(Excerpts from a figure dataset)
---
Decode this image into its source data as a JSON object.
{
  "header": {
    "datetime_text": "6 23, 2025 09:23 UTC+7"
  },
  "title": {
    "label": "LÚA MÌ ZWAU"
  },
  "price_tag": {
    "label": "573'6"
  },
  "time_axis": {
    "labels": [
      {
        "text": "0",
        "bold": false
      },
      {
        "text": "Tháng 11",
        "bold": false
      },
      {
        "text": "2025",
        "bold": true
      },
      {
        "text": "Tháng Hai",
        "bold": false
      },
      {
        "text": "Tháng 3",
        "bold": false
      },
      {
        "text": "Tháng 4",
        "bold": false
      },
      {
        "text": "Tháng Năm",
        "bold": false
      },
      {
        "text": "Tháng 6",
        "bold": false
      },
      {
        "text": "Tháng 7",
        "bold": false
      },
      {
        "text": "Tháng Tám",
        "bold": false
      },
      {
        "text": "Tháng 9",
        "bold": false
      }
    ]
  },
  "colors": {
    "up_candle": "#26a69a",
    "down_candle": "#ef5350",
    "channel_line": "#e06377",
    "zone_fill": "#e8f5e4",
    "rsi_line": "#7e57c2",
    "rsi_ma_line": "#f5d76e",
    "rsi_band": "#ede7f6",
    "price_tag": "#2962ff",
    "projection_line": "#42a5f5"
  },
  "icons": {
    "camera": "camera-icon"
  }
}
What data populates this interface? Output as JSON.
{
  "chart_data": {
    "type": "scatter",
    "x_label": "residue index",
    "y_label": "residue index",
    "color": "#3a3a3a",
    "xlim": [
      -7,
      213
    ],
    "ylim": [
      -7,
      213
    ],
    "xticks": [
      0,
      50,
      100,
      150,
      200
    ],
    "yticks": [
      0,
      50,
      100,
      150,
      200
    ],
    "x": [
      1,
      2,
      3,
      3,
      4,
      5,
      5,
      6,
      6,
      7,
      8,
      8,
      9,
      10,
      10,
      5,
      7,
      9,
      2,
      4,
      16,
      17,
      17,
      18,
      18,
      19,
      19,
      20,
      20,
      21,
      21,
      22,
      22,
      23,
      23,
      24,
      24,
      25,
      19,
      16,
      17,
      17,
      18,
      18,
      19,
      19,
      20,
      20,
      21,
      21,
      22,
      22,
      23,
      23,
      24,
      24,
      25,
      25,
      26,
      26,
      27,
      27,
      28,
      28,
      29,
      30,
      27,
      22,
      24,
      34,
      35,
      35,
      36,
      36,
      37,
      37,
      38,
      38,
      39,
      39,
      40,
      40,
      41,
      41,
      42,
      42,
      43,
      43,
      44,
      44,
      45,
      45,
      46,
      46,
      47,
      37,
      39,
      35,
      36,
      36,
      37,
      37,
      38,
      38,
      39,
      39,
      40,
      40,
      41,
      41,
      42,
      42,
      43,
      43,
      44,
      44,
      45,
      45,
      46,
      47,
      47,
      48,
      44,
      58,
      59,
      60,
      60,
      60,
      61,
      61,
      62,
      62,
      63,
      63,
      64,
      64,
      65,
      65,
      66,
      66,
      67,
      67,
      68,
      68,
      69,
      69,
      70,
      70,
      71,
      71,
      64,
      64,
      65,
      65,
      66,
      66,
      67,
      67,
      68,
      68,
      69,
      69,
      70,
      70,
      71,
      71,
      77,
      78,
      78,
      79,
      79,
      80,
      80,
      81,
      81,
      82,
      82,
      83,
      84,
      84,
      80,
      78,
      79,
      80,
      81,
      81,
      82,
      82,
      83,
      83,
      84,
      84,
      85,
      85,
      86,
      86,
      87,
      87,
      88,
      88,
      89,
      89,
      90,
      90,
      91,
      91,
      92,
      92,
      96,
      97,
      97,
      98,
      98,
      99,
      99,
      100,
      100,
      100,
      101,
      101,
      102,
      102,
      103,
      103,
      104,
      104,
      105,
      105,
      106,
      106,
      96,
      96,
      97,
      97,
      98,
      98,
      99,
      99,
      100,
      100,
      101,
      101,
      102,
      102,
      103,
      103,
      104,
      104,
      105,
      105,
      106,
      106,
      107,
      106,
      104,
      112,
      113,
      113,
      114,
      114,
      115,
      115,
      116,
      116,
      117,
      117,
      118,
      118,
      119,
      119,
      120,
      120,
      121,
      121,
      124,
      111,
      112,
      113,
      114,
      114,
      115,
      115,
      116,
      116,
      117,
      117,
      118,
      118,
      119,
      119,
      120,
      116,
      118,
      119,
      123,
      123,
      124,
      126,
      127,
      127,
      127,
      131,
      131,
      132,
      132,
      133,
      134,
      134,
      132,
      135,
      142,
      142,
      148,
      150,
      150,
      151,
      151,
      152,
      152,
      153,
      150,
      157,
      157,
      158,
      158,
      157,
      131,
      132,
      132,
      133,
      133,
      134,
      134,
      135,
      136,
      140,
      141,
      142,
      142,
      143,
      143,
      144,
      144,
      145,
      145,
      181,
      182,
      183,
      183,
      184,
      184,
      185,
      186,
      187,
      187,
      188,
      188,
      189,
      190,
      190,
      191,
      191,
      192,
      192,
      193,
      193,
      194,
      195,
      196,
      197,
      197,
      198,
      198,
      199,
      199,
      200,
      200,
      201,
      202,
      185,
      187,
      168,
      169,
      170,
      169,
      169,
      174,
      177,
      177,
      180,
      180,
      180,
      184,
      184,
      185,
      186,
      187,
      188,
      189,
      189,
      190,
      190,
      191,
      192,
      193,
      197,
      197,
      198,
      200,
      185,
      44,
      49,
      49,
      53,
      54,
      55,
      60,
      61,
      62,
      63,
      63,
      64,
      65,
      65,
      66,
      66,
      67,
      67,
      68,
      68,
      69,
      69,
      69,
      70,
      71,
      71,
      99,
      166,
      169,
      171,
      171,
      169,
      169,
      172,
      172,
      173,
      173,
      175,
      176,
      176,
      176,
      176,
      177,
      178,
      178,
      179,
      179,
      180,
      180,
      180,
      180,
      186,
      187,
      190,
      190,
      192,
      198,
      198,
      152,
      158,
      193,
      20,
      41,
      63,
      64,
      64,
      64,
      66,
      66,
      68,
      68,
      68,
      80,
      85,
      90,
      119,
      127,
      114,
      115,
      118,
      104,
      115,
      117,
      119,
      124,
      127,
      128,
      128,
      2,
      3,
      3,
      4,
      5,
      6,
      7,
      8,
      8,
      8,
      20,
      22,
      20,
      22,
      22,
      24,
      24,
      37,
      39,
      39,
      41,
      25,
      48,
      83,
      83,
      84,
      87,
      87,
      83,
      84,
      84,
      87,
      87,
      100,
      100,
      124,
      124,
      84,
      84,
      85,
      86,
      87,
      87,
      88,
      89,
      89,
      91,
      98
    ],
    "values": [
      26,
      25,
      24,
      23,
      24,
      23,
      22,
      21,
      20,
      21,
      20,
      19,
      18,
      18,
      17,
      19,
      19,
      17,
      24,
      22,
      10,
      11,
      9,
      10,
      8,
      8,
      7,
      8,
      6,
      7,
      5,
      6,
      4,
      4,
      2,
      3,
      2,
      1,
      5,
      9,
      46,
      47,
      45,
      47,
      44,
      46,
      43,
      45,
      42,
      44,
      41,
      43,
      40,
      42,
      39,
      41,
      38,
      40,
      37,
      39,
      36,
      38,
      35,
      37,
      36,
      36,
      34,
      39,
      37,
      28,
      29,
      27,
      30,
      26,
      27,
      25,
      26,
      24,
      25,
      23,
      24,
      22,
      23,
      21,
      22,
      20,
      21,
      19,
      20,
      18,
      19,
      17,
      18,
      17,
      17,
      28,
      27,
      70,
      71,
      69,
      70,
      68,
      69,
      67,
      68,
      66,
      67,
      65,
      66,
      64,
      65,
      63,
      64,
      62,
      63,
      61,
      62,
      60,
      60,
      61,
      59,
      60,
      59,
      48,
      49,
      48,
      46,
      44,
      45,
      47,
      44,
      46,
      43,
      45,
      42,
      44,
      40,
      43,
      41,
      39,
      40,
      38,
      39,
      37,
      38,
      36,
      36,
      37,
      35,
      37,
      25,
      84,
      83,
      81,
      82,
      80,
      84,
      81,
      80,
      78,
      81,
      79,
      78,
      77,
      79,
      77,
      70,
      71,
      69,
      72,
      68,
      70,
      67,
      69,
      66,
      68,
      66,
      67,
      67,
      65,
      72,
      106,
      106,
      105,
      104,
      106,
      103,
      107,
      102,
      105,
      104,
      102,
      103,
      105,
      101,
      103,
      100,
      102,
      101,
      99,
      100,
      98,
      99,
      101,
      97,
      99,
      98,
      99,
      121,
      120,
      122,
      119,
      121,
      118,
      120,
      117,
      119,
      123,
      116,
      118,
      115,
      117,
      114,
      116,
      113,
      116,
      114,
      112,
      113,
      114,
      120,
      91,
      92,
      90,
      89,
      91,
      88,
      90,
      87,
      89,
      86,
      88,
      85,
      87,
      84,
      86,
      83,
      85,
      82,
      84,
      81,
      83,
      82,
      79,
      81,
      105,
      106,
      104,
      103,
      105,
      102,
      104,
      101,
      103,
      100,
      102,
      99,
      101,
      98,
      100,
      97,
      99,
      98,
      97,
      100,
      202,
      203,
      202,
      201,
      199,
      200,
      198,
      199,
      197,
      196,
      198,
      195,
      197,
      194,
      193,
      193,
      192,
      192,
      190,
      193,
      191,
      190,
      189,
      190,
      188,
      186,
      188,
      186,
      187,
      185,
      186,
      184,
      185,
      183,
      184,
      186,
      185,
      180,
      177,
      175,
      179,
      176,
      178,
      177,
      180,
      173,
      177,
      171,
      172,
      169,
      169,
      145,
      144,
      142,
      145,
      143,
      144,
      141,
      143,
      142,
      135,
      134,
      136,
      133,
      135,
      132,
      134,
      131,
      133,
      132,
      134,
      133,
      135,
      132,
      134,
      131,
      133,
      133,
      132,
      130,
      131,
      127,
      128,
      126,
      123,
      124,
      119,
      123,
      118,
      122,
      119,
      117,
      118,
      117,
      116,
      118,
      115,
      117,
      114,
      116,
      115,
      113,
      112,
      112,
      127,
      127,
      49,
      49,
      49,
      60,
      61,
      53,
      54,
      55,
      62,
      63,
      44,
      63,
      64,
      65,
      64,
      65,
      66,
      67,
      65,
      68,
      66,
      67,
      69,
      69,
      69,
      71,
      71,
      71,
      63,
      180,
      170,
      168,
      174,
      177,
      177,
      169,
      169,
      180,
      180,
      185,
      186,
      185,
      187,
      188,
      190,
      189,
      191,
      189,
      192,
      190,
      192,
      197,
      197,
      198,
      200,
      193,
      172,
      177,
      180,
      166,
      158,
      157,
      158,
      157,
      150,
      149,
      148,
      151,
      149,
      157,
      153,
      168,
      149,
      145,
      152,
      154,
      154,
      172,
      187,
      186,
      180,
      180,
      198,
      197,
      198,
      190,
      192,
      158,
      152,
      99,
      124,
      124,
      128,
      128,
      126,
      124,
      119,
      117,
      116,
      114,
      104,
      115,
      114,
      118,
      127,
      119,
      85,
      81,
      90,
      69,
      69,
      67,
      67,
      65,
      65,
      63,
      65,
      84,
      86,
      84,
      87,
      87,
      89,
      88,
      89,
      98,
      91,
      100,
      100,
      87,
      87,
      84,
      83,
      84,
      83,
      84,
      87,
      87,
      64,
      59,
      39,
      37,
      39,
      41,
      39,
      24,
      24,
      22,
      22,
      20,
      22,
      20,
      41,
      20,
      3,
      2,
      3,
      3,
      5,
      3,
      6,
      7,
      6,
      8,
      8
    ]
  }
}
---
* YOUR TASK *
Every line holding "index" should be copied out.

* THE SOLUTION *
    "x_label": "residue index",
    "y_label": "residue index",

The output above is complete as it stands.